TO BE DONE
Look through the listing and locate every line containing the word "Моссовета"; copy those lines.

---+---

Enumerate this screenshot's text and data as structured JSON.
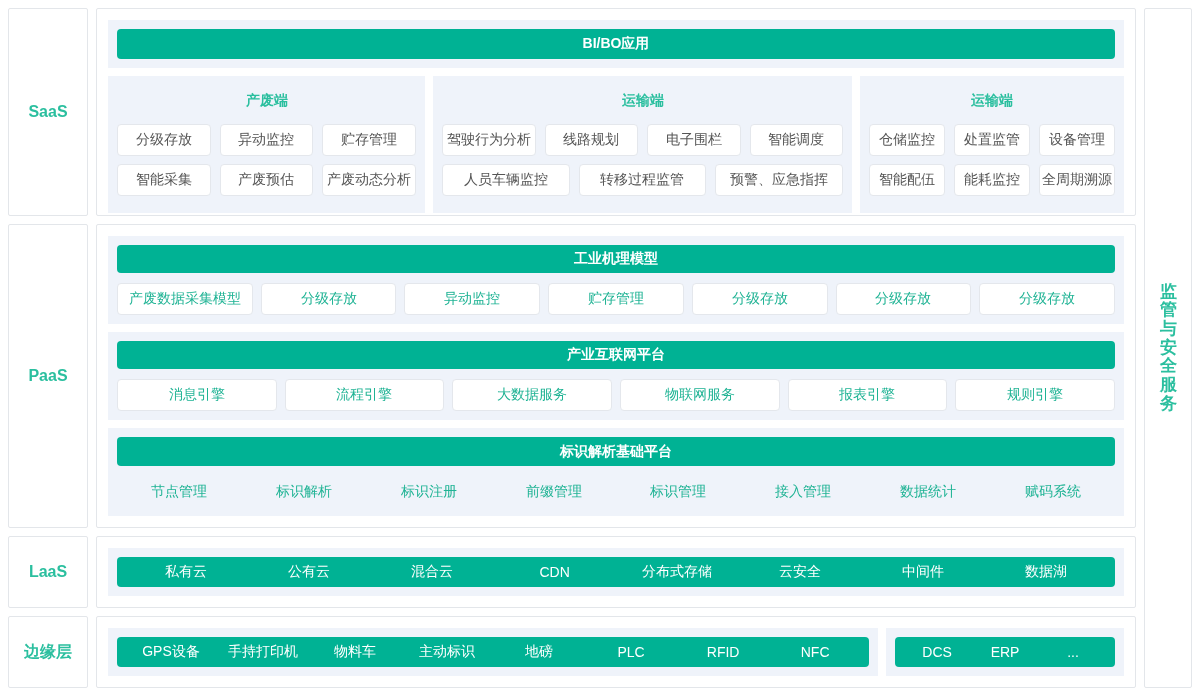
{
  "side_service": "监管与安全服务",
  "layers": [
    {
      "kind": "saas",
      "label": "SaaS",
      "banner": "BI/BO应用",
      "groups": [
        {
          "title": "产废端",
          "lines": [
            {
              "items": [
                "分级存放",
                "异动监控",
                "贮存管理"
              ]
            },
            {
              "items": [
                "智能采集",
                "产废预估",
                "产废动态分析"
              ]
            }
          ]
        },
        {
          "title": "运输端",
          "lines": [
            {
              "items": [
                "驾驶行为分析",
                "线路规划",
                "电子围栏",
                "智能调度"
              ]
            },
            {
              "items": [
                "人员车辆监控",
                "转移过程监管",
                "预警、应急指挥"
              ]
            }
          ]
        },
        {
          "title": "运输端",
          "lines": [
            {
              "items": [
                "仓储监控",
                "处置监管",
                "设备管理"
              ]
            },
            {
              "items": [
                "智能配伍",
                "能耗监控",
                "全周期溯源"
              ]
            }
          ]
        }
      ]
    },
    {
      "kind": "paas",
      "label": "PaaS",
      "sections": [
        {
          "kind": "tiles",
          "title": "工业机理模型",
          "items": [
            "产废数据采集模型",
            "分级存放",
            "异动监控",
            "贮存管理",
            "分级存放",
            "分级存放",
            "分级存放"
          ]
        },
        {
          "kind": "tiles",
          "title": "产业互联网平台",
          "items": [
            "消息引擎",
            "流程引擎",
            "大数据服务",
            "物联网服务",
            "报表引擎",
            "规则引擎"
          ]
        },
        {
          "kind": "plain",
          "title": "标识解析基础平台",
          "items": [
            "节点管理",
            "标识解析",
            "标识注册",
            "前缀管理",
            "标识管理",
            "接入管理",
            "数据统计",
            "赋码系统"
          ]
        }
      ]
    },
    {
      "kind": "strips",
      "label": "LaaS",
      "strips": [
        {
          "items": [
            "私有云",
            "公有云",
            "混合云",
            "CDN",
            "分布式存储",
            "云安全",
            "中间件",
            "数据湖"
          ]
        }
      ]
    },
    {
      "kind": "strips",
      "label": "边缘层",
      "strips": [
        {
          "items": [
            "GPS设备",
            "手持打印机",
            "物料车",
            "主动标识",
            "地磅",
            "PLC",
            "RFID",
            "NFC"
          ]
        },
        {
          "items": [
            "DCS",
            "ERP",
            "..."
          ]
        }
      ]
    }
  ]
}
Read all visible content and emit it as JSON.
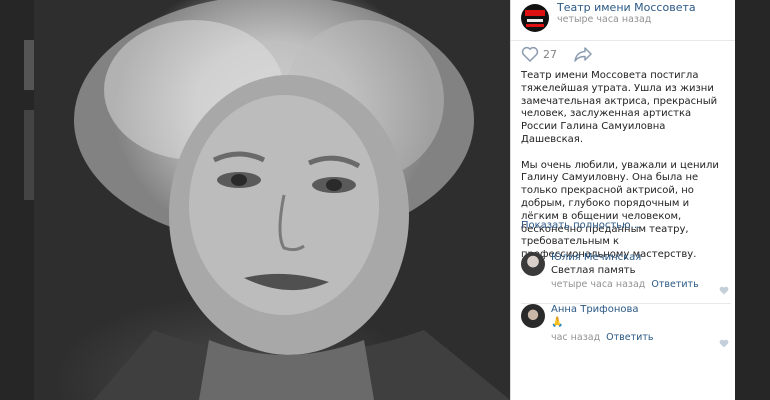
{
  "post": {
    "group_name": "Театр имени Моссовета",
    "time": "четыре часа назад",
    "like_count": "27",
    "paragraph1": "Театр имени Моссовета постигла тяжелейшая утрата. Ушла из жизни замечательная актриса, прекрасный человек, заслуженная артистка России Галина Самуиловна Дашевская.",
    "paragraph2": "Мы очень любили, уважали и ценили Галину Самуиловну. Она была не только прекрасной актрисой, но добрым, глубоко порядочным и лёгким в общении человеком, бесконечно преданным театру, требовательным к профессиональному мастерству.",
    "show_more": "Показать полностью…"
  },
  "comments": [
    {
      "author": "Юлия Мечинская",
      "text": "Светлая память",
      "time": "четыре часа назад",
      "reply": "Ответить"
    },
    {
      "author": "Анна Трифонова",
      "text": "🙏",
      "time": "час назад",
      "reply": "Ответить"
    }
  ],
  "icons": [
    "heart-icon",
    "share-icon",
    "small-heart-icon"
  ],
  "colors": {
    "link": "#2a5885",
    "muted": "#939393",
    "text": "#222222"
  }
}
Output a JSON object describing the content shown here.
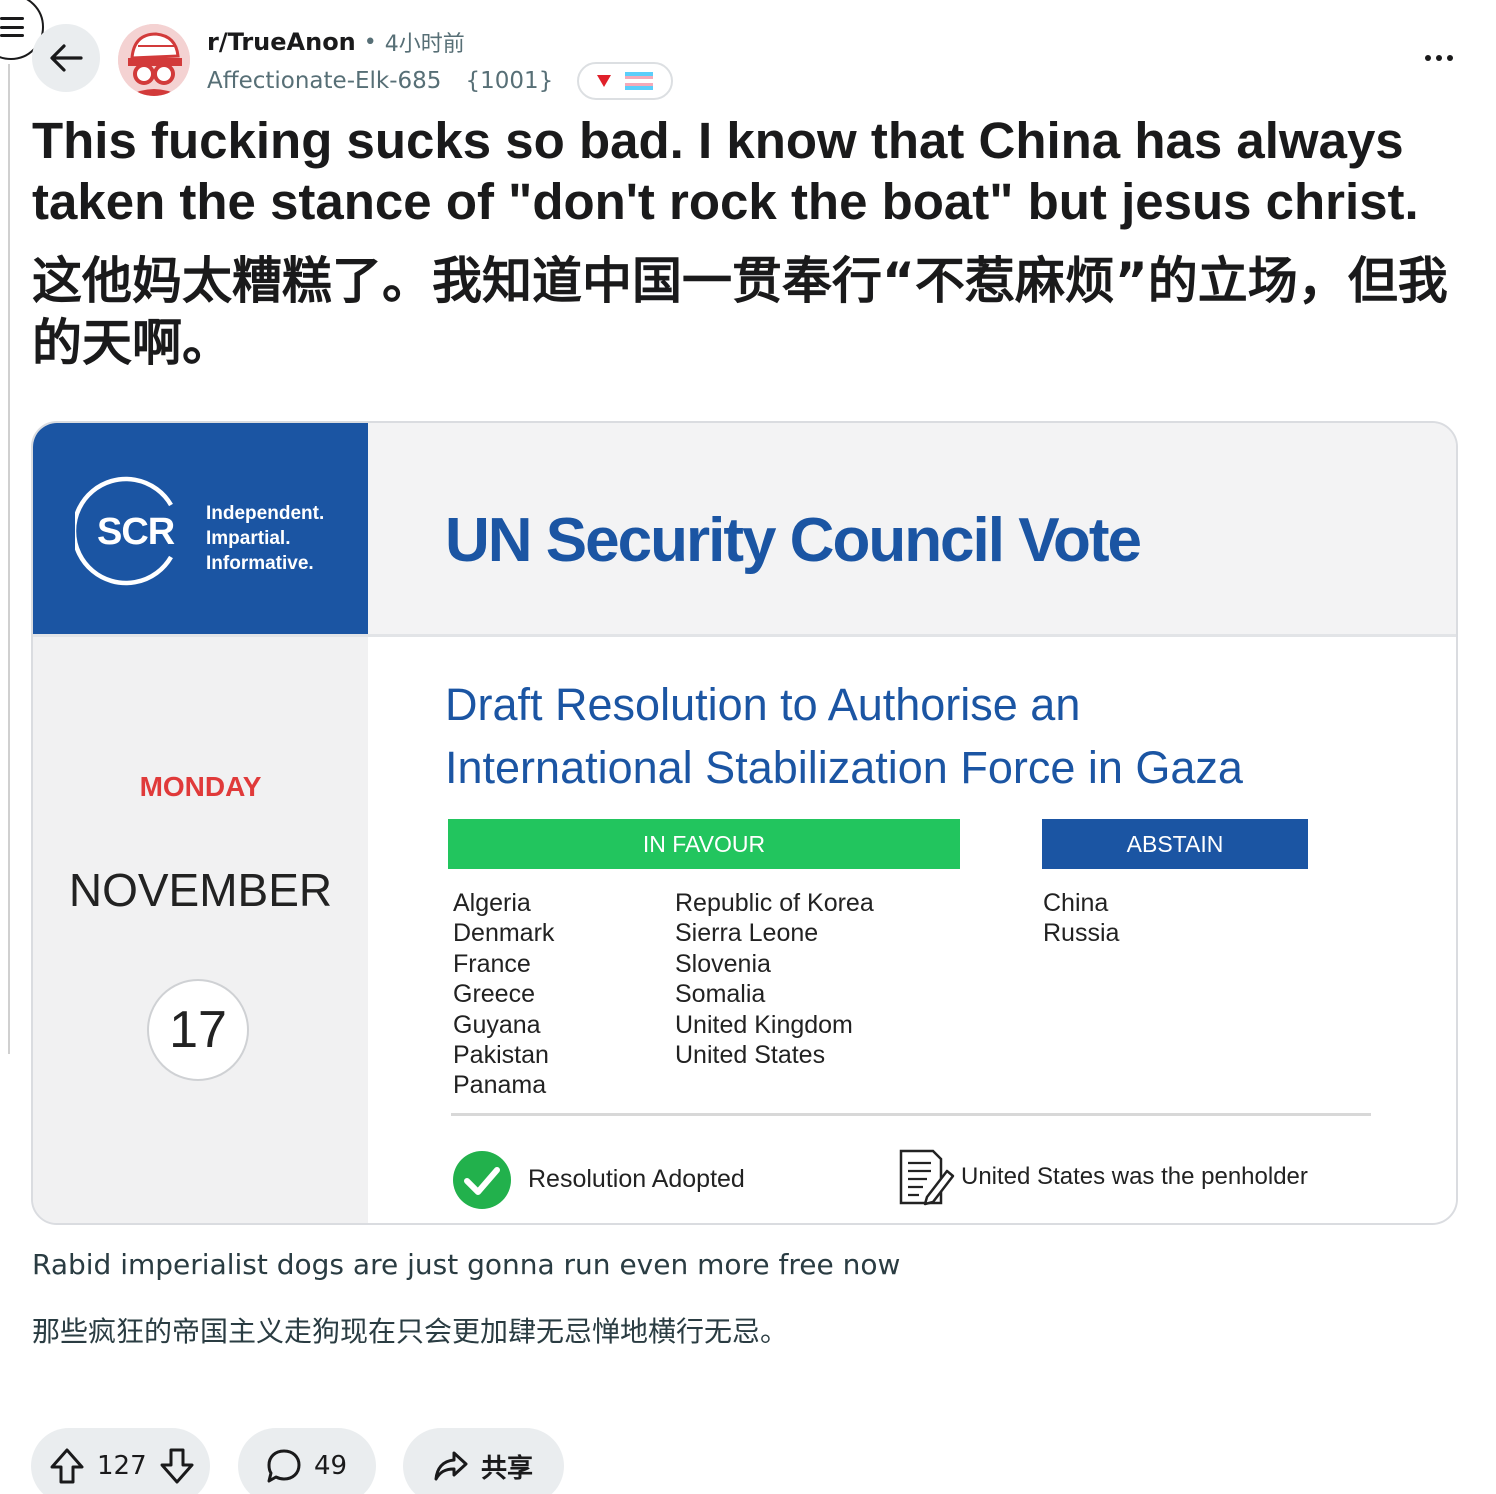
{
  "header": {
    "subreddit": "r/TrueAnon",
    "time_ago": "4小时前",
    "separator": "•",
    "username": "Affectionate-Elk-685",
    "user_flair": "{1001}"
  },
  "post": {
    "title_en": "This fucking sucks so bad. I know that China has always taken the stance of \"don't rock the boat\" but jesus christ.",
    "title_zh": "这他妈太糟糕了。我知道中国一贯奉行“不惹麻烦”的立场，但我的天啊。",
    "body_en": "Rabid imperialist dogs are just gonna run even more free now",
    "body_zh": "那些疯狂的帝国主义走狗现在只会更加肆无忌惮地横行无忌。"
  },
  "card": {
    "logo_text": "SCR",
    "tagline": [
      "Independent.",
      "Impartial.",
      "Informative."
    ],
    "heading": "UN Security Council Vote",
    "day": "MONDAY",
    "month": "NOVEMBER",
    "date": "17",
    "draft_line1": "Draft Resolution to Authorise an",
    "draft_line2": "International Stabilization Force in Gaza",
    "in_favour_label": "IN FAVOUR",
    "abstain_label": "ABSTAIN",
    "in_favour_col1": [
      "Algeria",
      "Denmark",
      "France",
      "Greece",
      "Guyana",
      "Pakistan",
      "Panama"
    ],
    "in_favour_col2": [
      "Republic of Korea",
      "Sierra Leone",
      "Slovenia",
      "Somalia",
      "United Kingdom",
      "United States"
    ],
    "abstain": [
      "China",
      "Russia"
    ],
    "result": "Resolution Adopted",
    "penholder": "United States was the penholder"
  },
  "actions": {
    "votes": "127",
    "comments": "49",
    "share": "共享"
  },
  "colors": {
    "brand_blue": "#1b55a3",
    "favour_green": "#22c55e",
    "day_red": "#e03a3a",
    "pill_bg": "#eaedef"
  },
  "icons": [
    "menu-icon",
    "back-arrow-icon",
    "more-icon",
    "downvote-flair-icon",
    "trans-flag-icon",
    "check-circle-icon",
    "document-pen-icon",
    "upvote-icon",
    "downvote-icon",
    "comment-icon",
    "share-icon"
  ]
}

---+---

SOLUTION
    "group_name": "Театр имени Моссовета",
    "paragraph1": "Театр имени Моссовета постигла тяжелейшая утрата. Ушла из жизни замечательная актриса, прекрасный человек, заслуженная артистка России Галина Самуиловна Дашевская.",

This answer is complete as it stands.